• _Extracted material_

┏━━

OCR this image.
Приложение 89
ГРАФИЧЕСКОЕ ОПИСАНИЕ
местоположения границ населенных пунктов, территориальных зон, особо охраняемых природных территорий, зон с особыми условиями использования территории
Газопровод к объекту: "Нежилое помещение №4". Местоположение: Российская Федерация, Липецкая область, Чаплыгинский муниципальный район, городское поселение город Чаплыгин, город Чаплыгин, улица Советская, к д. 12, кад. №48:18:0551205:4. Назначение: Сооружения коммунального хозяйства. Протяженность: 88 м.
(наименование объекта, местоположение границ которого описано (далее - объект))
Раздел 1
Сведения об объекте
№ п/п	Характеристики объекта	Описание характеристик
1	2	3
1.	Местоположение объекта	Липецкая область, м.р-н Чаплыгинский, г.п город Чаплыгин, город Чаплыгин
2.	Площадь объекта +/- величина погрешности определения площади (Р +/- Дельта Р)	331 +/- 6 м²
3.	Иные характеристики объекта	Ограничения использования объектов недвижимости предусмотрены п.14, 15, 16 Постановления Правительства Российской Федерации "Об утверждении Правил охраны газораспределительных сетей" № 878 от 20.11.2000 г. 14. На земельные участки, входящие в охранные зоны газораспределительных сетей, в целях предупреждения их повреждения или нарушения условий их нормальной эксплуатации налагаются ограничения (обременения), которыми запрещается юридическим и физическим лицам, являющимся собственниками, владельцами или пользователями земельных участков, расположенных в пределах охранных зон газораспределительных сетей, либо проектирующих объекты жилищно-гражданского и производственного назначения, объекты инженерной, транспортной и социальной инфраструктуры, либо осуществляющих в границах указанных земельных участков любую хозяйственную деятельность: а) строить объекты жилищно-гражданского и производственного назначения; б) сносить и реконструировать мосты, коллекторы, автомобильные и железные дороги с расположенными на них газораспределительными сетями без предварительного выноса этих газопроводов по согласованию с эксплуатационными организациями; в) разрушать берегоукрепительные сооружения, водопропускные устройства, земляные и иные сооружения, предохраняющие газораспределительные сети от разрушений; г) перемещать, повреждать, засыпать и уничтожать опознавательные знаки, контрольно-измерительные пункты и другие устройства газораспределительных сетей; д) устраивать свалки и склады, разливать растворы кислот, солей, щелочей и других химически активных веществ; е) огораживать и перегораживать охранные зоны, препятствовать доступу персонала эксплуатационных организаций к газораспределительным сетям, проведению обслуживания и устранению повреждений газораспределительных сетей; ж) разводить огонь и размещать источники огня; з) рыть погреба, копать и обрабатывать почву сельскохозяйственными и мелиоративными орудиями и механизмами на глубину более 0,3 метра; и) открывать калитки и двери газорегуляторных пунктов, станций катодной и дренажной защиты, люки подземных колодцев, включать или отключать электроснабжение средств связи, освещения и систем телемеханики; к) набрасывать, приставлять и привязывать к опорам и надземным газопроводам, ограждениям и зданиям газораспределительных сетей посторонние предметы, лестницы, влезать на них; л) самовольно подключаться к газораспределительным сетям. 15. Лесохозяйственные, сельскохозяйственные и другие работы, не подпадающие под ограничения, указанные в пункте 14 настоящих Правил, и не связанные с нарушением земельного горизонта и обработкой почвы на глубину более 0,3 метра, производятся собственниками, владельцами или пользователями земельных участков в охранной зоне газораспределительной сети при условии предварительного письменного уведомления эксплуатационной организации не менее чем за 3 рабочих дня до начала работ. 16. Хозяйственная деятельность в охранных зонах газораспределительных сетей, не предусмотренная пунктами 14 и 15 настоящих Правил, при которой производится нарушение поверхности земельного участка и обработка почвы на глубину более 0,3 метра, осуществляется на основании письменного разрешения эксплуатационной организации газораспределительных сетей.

┗━━

Each line of the material must be restated exactly.

OCR this image.
Приложение 89
ГРАФИЧЕСКОЕ ОПИСАНИЕ
местоположения границ населенных пунктов, территориальных зон, особо охраняемых природных территорий, зон с особыми условиями использования территории
Газопровод к объекту: "Нежилое помещение №4". Местоположение: Российская Федерация, Липецкая область, Чаплыгинский муниципальный район, городское поселение город Чаплыгин, город Чаплыгин, улица Советская, к д. 12, кад. №48:18:0551205:4. Назначение: Сооружения коммунального хозяйства. Протяженность: 88 м.
(наименование объекта, местоположение границ которого описано (далее - объект))
Раздел 1
Сведения об объекте
№ п/п	Характеристики объекта	Описание характеристик
1	2	3
1.	Местоположение объекта	Липецкая область, м.р-н Чаплыгинский, г.п город Чаплыгин, город Чаплыгин
2.	Площадь объекта +/- величина погрешности определения площади (Р +/- Дельта Р)	331 +/- 6 м²
3.	Иные характеристики объекта	Ограничения использования объектов недвижимости предусмотрены п.14, 15, 16 Постановления Правительства Российской Федерации "Об утверждении Правил охраны газораспределительных сетей" № 878 от 20.11.2000 г. 14. На земельные участки, входящие в охранные зоны газораспределительных сетей, в целях предупреждения их повреждения или нарушения условий их нормальной эксплуатации налагаются ограничения (обременения), которыми запрещается юридическим и физическим лицам, являющимся собственниками, владельцами или пользователями земельных участков, расположенных в пределах охранных зон газораспределительных сетей, либо проектирующих объекты жилищно-гражданского и производственного назначения, объекты инженерной, транспортной и социальной инфраструктуры, либо осуществляющих в границах указанных земельных участков любую хозяйственную деятельность: а) строить объекты жилищно-гражданского и производственного назначения; б) сносить и реконструировать мосты, коллекторы, автомобильные и железные дороги с расположенными на них газораспределительными сетями без предварительного выноса этих газопроводов по согласованию с эксплуатационными организациями; в) разрушать берегоукрепительные сооружения, водопропускные устройства, земляные и иные сооружения, предохраняющие газораспределительные сети от разрушений; г) перемещать, повреждать, засыпать и уничтожать опознавательные знаки, контрольно-измерительные пункты и другие устройства газораспределительных сетей; д) устраивать свалки и склады, разливать растворы кислот, солей, щелочей и других химически активных веществ; е) огораживать и перегораживать охранные зоны, препятствовать доступу персонала эксплуатационных организаций к газораспределительным сетям, проведению обслуживания и устранению повреждений газораспределительных сетей; ж) разводить огонь и размещать источники огня; з) рыть погреба, копать и обрабатывать почву сельскохозяйственными и мелиоративными орудиями и механизмами на глубину более 0,3 метра; и) открывать калитки и двери газорегуляторных пунктов, станций катодной и дренажной защиты, люки подземных колодцев, включать или отключать электроснабжение средств связи, освещения и систем телемеханики; к) набрасывать, приставлять и привязывать к опорам и надземным газопроводам, ограждениям и зданиям газораспределительных сетей посторонние предметы, лестницы, влезать на них; л) самовольно подключаться к газораспределительным сетям. 15. Лесохозяйственные, сельскохозяйственные и другие работы, не подпадающие под ограничения, указанные в пункте 14 настоящих Правил, и не связанные с нарушением земельного горизонта и обработкой почвы на глубину более 0,3 метра, производятся собственниками, владельцами или пользователями земельных участков в охранной зоне газораспределительной сети при условии предварительного письменного уведомления эксплуатационной организации не менее чем за 3 рабочих дня до начала работ. 16. Хозяйственная деятельность в охранных зонах газораспределительных сетей, не предусмотренная пунктами 14 и 15 настоящих Правил, при которой производится нарушение поверхности земельного участка и обработка почвы на глубину более 0,3 метра, осуществляется на основании письменного разрешения эксплуатационной организации газораспределительных сетей.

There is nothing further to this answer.